**Requirements**
In the blog post about applying for a master's at Hanns Eisler, by what date does the application have to be in Berlin?

**Excerpted passage**
Friday, 11 April 2014

Applying for Masters at Hanns Eisler in Berlin

Friday the 11th of April. Yesterday night it crossed mind that if I want to apply to Hanns Eisler for masters, and the application has to be in Berlin by Tuesday the 15th of April, it means I have to send it of by express post TODAY! So I called my mother last night and asked if she had already translated my CV into German, which she said she hadn’t yet but promised to do it before today.

I had quickly just looked at the application before and just seen that you need a CV, copies of your degree and high school graduate certificate. But it made me a bit suspicious that they didn’t ask for any compositions, so I called the Hanns Eisler student information, and found out that I not only have to send in several scores, but also a recording of the pieces on CD and a commentary of every work in German!

**Listing**
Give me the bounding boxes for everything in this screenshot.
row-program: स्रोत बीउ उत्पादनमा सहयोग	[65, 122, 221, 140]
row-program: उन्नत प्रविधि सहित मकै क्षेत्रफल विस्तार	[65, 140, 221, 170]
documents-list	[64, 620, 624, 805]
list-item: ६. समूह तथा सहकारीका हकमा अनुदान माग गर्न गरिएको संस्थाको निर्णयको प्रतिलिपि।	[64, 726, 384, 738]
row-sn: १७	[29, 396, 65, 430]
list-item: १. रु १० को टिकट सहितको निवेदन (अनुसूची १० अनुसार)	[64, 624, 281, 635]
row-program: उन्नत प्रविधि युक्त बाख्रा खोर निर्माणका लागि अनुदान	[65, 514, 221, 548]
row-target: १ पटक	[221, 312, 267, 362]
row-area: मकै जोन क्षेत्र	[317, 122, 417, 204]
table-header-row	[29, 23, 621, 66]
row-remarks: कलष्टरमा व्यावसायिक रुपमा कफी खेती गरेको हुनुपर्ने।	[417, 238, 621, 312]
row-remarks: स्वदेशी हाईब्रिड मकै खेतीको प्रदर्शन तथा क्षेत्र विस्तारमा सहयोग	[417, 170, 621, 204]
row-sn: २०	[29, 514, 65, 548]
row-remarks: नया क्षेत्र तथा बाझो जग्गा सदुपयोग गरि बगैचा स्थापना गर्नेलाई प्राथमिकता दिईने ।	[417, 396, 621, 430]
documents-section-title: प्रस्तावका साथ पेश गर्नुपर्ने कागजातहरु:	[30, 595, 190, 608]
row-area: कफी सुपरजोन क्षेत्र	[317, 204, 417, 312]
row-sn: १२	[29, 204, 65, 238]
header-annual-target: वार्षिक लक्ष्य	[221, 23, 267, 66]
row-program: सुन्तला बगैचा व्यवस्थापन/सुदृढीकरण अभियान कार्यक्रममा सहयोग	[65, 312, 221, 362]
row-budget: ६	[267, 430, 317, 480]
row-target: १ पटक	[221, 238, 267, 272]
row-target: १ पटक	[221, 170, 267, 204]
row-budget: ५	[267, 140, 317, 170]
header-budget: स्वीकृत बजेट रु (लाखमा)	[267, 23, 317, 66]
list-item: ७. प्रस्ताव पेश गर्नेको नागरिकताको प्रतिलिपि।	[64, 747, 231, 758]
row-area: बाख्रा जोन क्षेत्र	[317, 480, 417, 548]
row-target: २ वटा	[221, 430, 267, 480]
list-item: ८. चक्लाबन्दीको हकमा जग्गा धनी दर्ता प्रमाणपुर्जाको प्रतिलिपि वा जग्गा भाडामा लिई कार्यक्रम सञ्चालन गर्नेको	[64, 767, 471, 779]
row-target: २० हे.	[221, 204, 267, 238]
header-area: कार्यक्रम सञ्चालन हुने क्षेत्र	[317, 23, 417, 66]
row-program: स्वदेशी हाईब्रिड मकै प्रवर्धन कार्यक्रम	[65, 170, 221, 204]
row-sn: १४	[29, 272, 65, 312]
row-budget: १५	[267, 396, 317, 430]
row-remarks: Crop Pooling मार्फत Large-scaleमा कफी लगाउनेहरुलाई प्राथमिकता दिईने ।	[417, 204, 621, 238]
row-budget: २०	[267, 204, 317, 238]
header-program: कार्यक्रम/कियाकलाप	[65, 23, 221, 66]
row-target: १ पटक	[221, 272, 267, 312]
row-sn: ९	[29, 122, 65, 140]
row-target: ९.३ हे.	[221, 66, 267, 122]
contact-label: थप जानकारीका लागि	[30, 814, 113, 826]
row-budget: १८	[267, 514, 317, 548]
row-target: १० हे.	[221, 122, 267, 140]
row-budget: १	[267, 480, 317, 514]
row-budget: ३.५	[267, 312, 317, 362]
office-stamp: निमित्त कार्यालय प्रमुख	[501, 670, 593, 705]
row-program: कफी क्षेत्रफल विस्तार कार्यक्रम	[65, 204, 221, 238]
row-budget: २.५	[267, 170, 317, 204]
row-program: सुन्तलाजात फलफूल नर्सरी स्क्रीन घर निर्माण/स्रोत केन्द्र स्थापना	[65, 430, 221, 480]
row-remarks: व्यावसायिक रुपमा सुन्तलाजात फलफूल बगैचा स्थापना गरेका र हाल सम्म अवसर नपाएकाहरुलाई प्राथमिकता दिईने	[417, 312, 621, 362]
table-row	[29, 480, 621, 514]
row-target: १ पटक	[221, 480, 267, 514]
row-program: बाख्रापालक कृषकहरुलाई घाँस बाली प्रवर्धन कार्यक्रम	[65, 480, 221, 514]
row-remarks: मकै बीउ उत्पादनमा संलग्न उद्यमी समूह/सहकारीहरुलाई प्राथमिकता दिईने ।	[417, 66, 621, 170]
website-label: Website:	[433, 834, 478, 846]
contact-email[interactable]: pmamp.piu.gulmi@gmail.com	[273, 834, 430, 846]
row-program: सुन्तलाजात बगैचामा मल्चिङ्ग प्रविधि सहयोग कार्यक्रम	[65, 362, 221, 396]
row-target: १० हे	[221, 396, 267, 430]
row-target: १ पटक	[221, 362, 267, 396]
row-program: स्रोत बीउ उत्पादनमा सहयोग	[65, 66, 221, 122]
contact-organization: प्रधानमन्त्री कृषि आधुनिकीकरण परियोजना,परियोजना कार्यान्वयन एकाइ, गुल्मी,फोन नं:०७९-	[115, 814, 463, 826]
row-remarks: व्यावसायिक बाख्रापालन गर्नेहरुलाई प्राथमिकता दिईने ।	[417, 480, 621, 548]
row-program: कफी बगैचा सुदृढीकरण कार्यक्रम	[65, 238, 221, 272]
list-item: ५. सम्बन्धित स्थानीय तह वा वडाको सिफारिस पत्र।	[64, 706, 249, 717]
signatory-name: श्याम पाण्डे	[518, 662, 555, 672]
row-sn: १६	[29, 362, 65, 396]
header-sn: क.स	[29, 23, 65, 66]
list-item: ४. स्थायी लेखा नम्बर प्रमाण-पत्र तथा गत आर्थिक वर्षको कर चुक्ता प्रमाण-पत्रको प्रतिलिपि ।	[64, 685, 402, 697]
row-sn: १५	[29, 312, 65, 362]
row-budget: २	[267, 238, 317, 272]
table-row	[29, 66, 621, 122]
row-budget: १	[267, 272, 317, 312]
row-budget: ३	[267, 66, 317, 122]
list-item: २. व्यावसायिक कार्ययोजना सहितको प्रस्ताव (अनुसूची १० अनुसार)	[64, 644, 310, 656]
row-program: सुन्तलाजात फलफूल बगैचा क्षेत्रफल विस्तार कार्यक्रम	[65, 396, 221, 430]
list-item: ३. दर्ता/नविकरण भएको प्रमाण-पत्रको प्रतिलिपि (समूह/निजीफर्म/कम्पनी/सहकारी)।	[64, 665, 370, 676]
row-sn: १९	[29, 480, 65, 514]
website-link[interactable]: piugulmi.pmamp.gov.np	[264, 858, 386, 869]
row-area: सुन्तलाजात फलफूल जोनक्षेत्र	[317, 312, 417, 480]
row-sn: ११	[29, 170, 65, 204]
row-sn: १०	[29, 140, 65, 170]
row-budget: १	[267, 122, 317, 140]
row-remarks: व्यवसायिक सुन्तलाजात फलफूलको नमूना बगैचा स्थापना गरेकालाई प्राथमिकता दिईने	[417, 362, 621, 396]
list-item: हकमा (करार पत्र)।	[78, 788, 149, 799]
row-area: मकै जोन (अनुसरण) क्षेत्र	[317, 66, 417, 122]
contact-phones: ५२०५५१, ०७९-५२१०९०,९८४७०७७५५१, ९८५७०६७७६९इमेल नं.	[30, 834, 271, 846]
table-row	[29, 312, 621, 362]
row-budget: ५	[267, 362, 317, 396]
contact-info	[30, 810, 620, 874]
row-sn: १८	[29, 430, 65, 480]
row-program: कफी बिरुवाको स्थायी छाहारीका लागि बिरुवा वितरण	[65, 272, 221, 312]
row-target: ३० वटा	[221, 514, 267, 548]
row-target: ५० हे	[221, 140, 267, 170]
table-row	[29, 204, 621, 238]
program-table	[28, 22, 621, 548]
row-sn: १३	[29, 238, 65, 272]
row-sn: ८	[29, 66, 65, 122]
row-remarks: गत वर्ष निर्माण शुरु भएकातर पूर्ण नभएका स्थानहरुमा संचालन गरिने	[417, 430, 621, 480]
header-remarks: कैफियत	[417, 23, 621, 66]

**Completed exercise**
By Tuesday, April 15.